What this task involves:
Set down the whole listing verbatim.

(Records contained in a dataset)
══════════
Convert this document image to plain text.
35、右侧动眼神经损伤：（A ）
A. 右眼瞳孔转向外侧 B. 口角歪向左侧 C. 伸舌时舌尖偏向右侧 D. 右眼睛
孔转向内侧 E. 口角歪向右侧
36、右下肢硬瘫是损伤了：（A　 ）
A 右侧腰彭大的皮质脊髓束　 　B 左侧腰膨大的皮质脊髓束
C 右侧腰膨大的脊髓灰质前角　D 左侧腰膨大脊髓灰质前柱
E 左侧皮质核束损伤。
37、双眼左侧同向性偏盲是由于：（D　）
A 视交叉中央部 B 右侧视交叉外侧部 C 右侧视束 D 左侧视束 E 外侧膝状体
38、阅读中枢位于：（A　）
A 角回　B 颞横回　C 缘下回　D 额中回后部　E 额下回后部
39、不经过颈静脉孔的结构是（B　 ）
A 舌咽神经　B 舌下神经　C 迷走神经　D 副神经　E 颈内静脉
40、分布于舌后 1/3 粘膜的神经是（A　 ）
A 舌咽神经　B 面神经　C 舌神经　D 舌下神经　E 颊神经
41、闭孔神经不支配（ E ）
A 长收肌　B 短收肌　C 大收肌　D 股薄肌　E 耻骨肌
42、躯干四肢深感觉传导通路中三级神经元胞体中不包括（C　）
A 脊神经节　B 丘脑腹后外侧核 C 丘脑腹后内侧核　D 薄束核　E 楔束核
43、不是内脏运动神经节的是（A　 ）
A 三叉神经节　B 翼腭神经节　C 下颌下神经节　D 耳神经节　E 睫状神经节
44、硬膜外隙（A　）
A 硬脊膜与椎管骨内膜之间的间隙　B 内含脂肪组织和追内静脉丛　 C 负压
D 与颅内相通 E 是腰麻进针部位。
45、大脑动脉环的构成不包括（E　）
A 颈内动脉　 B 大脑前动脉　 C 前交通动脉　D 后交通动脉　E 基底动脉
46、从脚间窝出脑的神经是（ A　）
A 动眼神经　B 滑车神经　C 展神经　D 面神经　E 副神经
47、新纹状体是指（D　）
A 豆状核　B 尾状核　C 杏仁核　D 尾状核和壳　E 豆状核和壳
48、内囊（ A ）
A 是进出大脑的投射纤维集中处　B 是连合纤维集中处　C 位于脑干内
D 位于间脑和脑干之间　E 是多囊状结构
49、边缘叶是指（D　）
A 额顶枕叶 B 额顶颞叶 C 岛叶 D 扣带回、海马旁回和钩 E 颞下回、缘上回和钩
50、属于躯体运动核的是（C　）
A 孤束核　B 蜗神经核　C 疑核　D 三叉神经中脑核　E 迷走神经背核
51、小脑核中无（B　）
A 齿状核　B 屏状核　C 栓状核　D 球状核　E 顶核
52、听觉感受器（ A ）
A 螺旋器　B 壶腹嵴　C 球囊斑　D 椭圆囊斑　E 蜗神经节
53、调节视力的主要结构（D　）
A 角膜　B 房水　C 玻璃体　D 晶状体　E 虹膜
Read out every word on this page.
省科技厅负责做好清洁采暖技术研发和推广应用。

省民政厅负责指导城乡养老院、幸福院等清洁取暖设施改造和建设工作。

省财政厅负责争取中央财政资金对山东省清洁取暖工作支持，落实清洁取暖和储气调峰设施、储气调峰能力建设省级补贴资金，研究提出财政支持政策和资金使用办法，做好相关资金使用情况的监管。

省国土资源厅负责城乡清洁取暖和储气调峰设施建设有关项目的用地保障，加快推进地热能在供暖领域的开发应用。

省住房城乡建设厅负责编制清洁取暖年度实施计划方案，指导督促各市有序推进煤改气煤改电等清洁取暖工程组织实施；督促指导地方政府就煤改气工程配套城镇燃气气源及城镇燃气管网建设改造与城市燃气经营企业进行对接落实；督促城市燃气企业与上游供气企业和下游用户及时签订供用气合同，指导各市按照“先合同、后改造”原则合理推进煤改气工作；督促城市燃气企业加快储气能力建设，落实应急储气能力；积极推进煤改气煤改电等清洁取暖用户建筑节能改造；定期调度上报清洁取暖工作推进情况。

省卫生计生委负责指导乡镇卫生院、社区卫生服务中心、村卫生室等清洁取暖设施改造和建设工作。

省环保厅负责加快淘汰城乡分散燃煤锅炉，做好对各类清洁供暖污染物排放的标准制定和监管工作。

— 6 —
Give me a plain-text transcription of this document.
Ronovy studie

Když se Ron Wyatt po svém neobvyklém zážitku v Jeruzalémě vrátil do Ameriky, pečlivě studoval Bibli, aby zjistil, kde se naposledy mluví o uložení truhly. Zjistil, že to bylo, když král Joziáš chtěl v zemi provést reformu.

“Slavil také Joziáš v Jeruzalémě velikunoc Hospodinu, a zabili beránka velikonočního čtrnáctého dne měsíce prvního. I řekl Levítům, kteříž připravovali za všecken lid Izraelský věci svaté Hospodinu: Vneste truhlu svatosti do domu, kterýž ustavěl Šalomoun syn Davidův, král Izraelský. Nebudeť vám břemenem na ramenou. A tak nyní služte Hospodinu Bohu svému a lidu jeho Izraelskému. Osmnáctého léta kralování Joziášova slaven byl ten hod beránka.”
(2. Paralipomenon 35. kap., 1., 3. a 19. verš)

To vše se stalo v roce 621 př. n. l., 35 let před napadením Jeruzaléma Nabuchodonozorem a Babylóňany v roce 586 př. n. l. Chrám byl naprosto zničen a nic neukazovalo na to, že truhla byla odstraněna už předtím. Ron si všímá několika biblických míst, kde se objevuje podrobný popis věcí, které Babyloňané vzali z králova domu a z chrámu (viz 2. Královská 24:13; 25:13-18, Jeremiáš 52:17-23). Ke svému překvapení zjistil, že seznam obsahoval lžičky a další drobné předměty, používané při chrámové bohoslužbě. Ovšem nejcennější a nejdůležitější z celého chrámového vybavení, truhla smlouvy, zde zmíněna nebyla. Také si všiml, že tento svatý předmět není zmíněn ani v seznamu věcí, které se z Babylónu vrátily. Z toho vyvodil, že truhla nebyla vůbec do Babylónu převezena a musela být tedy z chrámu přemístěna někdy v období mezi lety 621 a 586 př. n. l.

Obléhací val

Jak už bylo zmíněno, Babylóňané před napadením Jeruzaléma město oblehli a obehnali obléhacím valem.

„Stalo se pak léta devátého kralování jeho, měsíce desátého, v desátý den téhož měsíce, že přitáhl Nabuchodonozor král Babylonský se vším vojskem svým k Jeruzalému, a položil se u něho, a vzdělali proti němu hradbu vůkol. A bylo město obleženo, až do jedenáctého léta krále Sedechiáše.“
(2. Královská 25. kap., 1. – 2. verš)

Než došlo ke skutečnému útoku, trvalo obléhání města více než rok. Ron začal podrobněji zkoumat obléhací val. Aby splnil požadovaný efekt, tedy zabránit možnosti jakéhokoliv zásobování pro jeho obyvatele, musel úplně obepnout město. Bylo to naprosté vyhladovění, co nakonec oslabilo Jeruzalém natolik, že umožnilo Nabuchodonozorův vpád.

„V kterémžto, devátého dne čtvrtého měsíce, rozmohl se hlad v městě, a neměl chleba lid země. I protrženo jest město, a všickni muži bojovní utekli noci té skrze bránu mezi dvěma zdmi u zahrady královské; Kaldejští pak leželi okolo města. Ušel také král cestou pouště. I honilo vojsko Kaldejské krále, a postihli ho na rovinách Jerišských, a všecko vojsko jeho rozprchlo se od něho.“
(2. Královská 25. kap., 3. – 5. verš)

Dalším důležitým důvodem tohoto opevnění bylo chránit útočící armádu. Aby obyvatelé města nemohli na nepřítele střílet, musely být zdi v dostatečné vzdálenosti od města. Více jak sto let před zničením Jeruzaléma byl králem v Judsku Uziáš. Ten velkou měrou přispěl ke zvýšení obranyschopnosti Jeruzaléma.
══════════
Answer below:
Convert this document image to plain text.
35、右侧动眼神经损伤：（A ）
A. 右眼瞳孔转向外侧 B. 口角歪向左侧 C. 伸舌时舌尖偏向右侧 D. 右眼睛
孔转向内侧 E. 口角歪向右侧
36、右下肢硬瘫是损伤了：（A　 ）
A 右侧腰彭大的皮质脊髓束　 　B 左侧腰膨大的皮质脊髓束
C 右侧腰膨大的脊髓灰质前角　D 左侧腰膨大脊髓灰质前柱
E 左侧皮质核束损伤。
37、双眼左侧同向性偏盲是由于：（D　）
A 视交叉中央部 B 右侧视交叉外侧部 C 右侧视束 D 左侧视束 E 外侧膝状体
38、阅读中枢位于：（A　）
A 角回　B 颞横回　C 缘下回　D 额中回后部　E 额下回后部
39、不经过颈静脉孔的结构是（B　 ）
A 舌咽神经　B 舌下神经　C 迷走神经　D 副神经　E 颈内静脉
40、分布于舌后 1/3 粘膜的神经是（A　 ）
A 舌咽神经　B 面神经　C 舌神经　D 舌下神经　E 颊神经
41、闭孔神经不支配（ E ）
A 长收肌　B 短收肌　C 大收肌　D 股薄肌　E 耻骨肌
42、躯干四肢深感觉传导通路中三级神经元胞体中不包括（C　）
A 脊神经节　B 丘脑腹后外侧核 C 丘脑腹后内侧核　D 薄束核　E 楔束核
43、不是内脏运动神经节的是（A　 ）
A 三叉神经节　B 翼腭神经节　C 下颌下神经节　D 耳神经节　E 睫状神经节
44、硬膜外隙（A　）
A 硬脊膜与椎管骨内膜之间的间隙　B 内含脂肪组织和追内静脉丛　 C 负压
D 与颅内相通 E 是腰麻进针部位。
45、大脑动脉环的构成不包括（E　）
A 颈内动脉　 B 大脑前动脉　 C 前交通动脉　D 后交通动脉　E 基底动脉
46、从脚间窝出脑的神经是（ A　）
A 动眼神经　B 滑车神经　C 展神经　D 面神经　E 副神经
47、新纹状体是指（D　）
A 豆状核　B 尾状核　C 杏仁核　D 尾状核和壳　E 豆状核和壳
48、内囊（ A ）
A 是进出大脑的投射纤维集中处　B 是连合纤维集中处　C 位于脑干内
D 位于间脑和脑干之间　E 是多囊状结构
49、边缘叶是指（D　）
A 额顶枕叶 B 额顶颞叶 C 岛叶 D 扣带回、海马旁回和钩 E 颞下回、缘上回和钩
50、属于躯体运动核的是（C　）
A 孤束核　B 蜗神经核　C 疑核　D 三叉神经中脑核　E 迷走神经背核
51、小脑核中无（B　）
A 齿状核　B 屏状核　C 栓状核　D 球状核　E 顶核
52、听觉感受器（ A ）
A 螺旋器　B 壶腹嵴　C 球囊斑　D 椭圆囊斑　E 蜗神经节
53、调节视力的主要结构（D　）
A 角膜　B 房水　C 玻璃体　D 晶状体　E 虹膜
Read out every word on this page.
省科技厅负责做好清洁采暖技术研发和推广应用。

省民政厅负责指导城乡养老院、幸福院等清洁取暖设施改造和建设工作。

省财政厅负责争取中央财政资金对山东省清洁取暖工作支持，落实清洁取暖和储气调峰设施、储气调峰能力建设省级补贴资金，研究提出财政支持政策和资金使用办法，做好相关资金使用情况的监管。

省国土资源厅负责城乡清洁取暖和储气调峰设施建设有关项目的用地保障，加快推进地热能在供暖领域的开发应用。

省住房城乡建设厅负责编制清洁取暖年度实施计划方案，指导督促各市有序推进煤改气煤改电等清洁取暖工程组织实施；督促指导地方政府就煤改气工程配套城镇燃气气源及城镇燃气管网建设改造与城市燃气经营企业进行对接落实；督促城市燃气企业与上游供气企业和下游用户及时签订供用气合同，指导各市按照“先合同、后改造”原则合理推进煤改气工作；督促城市燃气企业加快储气能力建设，落实应急储气能力；积极推进煤改气煤改电等清洁取暖用户建筑节能改造；定期调度上报清洁取暖工作推进情况。

省卫生计生委负责指导乡镇卫生院、社区卫生服务中心、村卫生室等清洁取暖设施改造和建设工作。

省环保厅负责加快淘汰城乡分散燃煤锅炉，做好对各类清洁供暖污染物排放的标准制定和监管工作。

— 6 —
Give me a plain-text transcription of this document.
Ronovy studie

Když se Ron Wyatt po svém neobvyklém zážitku v Jeruzalémě vrátil do Ameriky, pečlivě studoval Bibli, aby zjistil, kde se naposledy mluví o uložení truhly. Zjistil, že to bylo, když král Joziáš chtěl v zemi provést reformu.

“Slavil také Joziáš v Jeruzalémě velikunoc Hospodinu, a zabili beránka velikonočního čtrnáctého dne měsíce prvního. I řekl Levítům, kteříž připravovali za všecken lid Izraelský věci svaté Hospodinu: Vneste truhlu svatosti do domu, kterýž ustavěl Šalomoun syn Davidův, král Izraelský. Nebudeť vám břemenem na ramenou. A tak nyní služte Hospodinu Bohu svému a lidu jeho Izraelskému. Osmnáctého léta kralování Joziášova slaven byl ten hod beránka.”
(2. Paralipomenon 35. kap., 1., 3. a 19. verš)

To vše se stalo v roce 621 př. n. l., 35 let před napadením Jeruzaléma Nabuchodonozorem a Babylóňany v roce 586 př. n. l. Chrám byl naprosto zničen a nic neukazovalo na to, že truhla byla odstraněna už předtím. Ron si všímá několika biblických míst, kde se objevuje podrobný popis věcí, které Babyloňané vzali z králova domu a z chrámu (viz 2. Královská 24:13; 25:13-18, Jeremiáš 52:17-23). Ke svému překvapení zjistil, že seznam obsahoval lžičky a další drobné předměty, používané při chrámové bohoslužbě. Ovšem nejcennější a nejdůležitější z celého chrámového vybavení, truhla smlouvy, zde zmíněna nebyla. Také si všiml, že tento svatý předmět není zmíněn ani v seznamu věcí, které se z Babylónu vrátily. Z toho vyvodil, že truhla nebyla vůbec do Babylónu převezena a musela být tedy z chrámu přemístěna někdy v období mezi lety 621 a 586 př. n. l.

Obléhací val

Jak už bylo zmíněno, Babylóňané před napadením Jeruzaléma město oblehli a obehnali obléhacím valem.

„Stalo se pak léta devátého kralování jeho, měsíce desátého, v desátý den téhož měsíce, že přitáhl Nabuchodonozor král Babylonský se vším vojskem svým k Jeruzalému, a položil se u něho, a vzdělali proti němu hradbu vůkol. A bylo město obleženo, až do jedenáctého léta krále Sedechiáše.“
(2. Královská 25. kap., 1. – 2. verš)

Než došlo ke skutečnému útoku, trvalo obléhání města více než rok. Ron začal podrobněji zkoumat obléhací val. Aby splnil požadovaný efekt, tedy zabránit možnosti jakéhokoliv zásobování pro jeho obyvatele, musel úplně obepnout město. Bylo to naprosté vyhladovění, co nakonec oslabilo Jeruzalém natolik, že umožnilo Nabuchodonozorův vpád.

„V kterémžto, devátého dne čtvrtého měsíce, rozmohl se hlad v městě, a neměl chleba lid země. I protrženo jest město, a všickni muži bojovní utekli noci té skrze bránu mezi dvěma zdmi u zahrady královské; Kaldejští pak leželi okolo města. Ušel také král cestou pouště. I honilo vojsko Kaldejské krále, a postihli ho na rovinách Jerišských, a všecko vojsko jeho rozprchlo se od něho.“
(2. Královská 25. kap., 3. – 5. verš)

Dalším důležitým důvodem tohoto opevnění bylo chránit útočící armádu. Aby obyvatelé města nemohli na nepřítele střílet, musely být zdi v dostatečné vzdálenosti od města. Více jak sto let před zničením Jeruzaléma byl králem v Judsku Uziáš. Ten velkou měrou přispěl ke zvýšení obranyschopnosti Jeruzaléma.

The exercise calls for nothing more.